* _Stated exercise_: Find the lines holding "name" and copy them.
________________________
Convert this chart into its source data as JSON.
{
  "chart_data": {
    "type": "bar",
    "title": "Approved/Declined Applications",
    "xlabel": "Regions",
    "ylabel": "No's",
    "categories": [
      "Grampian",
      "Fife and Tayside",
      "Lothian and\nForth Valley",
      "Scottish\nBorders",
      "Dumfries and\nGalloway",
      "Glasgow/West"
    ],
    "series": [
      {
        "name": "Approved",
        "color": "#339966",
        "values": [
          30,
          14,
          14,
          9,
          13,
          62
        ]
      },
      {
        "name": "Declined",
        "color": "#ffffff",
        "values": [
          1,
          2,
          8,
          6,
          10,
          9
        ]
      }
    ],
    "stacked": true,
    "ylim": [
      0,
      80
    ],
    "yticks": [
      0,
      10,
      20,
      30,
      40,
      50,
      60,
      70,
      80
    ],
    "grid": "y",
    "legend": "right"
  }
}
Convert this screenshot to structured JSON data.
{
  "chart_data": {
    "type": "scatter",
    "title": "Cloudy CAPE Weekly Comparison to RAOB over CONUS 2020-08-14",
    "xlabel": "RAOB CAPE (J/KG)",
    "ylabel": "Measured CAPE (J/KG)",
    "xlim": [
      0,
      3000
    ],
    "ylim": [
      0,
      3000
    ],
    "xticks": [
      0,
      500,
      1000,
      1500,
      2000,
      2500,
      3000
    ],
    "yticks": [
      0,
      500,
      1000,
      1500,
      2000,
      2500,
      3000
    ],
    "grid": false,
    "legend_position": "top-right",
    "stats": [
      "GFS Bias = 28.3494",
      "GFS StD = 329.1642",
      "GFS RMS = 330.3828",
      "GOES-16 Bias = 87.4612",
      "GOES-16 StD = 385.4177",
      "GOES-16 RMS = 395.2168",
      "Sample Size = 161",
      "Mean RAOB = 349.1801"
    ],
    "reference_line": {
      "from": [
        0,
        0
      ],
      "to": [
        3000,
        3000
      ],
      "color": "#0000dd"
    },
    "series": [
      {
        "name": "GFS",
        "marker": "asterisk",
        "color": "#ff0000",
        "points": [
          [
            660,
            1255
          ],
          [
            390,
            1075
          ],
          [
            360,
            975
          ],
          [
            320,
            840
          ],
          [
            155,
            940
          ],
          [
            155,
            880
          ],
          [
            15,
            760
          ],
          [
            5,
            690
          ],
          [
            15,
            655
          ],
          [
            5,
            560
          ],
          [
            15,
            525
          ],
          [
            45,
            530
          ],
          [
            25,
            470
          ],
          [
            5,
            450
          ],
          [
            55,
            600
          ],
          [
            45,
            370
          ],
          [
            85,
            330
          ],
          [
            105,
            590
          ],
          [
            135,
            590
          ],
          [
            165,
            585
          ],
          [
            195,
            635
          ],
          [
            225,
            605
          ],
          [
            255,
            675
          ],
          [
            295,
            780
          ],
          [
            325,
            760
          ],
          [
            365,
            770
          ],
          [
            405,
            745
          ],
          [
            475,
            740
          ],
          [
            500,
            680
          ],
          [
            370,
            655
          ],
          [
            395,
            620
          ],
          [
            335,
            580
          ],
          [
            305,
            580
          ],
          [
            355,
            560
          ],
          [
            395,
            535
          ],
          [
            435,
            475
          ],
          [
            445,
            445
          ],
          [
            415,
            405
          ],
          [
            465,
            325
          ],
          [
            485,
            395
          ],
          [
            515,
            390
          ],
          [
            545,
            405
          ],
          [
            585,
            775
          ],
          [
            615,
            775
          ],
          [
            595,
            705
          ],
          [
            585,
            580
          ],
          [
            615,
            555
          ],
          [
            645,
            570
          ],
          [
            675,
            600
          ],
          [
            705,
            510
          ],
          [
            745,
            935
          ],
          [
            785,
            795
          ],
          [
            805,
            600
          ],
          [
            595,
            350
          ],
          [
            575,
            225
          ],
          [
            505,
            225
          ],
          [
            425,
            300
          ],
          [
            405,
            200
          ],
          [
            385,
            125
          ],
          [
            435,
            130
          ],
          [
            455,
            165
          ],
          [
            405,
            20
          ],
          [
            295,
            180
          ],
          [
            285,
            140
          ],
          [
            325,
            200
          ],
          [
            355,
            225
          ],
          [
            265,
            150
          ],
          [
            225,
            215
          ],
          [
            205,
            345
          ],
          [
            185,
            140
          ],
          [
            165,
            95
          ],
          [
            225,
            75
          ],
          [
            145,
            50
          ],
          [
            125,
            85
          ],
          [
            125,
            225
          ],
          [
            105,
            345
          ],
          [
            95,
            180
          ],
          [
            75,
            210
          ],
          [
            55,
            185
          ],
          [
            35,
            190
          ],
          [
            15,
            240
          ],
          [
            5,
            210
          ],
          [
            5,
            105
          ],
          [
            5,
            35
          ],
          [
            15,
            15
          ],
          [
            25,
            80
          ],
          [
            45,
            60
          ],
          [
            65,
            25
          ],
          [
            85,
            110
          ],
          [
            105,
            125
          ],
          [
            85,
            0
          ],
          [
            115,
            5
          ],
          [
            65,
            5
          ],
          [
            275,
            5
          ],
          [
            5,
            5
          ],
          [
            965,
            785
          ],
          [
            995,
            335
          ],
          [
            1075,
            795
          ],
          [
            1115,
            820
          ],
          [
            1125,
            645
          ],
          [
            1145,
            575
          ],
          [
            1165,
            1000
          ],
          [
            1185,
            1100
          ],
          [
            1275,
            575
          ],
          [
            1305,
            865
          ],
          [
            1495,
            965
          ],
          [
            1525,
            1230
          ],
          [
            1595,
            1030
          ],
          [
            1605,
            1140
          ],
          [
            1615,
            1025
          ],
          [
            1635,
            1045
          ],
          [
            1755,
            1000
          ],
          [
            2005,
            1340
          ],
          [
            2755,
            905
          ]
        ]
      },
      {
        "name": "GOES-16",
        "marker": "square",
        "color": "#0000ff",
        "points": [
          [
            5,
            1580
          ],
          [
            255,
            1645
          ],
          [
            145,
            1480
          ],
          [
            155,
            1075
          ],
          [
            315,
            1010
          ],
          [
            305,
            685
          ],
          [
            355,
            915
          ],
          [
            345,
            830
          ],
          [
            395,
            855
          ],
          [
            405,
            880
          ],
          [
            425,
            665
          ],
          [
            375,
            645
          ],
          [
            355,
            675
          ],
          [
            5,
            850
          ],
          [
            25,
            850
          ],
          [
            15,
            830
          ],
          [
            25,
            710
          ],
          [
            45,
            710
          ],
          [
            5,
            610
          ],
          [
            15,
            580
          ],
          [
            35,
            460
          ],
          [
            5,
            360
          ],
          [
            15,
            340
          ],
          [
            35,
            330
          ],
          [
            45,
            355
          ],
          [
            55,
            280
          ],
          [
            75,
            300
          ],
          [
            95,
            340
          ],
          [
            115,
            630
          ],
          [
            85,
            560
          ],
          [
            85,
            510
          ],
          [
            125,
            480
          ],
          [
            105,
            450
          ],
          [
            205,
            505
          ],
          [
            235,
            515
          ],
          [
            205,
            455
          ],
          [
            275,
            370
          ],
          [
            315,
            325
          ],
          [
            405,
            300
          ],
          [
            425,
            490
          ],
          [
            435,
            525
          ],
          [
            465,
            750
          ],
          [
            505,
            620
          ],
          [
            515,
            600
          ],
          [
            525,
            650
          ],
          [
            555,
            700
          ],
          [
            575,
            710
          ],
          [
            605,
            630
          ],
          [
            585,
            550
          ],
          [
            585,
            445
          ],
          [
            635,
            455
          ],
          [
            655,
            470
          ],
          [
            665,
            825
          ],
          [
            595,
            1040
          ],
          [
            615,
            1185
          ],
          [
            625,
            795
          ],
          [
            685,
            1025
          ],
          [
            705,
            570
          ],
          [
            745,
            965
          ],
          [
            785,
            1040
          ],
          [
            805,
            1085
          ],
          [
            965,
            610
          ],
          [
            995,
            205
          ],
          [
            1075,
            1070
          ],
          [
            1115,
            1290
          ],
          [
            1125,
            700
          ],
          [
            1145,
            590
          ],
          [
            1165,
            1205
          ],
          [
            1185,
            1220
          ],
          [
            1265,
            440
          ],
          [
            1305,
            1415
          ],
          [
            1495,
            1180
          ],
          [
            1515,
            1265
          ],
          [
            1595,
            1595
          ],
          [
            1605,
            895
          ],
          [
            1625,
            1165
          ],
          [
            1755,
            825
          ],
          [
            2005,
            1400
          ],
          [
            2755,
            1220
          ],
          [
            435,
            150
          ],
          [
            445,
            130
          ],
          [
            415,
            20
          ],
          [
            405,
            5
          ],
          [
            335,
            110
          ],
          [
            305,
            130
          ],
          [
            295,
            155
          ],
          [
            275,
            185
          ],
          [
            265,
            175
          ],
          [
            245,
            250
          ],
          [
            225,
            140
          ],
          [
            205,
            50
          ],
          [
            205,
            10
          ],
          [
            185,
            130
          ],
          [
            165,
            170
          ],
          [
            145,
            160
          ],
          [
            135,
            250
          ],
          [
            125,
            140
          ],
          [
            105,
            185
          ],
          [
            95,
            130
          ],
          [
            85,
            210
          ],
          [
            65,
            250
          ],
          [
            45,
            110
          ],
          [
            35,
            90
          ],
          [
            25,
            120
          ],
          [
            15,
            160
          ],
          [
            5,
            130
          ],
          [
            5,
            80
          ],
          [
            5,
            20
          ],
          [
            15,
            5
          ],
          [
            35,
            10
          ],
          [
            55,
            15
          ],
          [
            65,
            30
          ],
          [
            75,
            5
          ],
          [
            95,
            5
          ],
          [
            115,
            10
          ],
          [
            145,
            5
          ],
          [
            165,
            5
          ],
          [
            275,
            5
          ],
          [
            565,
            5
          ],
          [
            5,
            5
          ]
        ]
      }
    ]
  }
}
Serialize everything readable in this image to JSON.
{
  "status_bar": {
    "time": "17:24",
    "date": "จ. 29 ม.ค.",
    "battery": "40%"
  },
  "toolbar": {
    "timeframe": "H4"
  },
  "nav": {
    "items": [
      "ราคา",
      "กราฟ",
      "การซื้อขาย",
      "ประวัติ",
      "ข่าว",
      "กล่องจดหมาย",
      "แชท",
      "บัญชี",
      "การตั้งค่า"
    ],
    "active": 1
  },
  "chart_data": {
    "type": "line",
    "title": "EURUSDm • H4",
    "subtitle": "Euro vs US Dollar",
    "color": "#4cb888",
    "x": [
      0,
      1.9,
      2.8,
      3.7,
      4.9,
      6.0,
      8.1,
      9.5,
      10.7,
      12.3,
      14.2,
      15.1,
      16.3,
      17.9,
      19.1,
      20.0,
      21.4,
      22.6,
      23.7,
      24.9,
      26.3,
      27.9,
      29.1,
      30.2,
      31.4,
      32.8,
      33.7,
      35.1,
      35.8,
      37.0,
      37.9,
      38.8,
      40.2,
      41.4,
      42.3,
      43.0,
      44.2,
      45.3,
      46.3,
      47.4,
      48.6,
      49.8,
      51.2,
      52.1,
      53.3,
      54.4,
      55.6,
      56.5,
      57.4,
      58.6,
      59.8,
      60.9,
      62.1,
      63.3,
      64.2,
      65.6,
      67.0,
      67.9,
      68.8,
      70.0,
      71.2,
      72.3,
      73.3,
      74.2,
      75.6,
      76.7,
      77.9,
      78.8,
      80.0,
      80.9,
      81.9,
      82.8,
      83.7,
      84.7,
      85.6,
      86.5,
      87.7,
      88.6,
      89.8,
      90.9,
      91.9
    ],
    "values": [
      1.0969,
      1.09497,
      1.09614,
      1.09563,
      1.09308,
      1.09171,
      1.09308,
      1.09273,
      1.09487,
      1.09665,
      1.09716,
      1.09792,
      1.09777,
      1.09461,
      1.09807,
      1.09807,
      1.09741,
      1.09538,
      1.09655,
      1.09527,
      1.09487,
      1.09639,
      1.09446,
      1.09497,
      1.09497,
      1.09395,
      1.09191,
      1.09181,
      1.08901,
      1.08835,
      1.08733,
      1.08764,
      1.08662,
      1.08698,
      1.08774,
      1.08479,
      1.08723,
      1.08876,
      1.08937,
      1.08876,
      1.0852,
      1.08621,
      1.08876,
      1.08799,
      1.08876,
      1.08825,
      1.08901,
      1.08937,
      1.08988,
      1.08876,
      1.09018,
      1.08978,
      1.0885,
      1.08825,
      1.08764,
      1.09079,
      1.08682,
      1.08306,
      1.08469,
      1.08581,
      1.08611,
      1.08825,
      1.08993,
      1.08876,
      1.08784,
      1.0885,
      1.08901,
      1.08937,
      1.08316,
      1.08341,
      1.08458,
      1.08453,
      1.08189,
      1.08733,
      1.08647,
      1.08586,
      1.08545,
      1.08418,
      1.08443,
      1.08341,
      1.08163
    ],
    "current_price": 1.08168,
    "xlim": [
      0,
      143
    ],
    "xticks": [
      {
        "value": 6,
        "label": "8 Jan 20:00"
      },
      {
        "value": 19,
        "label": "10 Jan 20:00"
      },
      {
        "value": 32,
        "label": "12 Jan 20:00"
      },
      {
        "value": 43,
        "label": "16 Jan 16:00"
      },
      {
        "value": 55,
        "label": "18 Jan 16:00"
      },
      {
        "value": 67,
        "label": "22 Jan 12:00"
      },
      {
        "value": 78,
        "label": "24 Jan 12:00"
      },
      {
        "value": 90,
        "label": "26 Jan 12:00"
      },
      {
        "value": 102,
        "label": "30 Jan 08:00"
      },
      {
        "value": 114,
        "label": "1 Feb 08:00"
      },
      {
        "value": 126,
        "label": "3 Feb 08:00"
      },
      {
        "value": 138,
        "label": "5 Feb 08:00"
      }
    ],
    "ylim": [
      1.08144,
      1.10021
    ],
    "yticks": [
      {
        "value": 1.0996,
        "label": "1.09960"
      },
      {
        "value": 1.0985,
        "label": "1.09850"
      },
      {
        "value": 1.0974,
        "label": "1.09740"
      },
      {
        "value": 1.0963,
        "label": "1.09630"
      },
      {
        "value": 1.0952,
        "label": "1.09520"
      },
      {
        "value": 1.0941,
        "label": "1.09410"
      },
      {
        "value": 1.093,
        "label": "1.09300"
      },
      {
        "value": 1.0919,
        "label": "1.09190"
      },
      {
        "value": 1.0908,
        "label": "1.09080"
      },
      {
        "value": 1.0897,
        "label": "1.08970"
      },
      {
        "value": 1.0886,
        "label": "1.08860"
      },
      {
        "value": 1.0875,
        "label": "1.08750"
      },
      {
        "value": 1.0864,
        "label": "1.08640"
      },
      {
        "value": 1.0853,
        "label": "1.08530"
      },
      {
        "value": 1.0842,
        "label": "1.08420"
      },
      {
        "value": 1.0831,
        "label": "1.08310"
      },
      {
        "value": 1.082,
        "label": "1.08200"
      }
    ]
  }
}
________________________
* _Task answer_:
        "name": "Approved",
        "name": "Declined",
        "name": "GFS",
        "name": "GOES-16",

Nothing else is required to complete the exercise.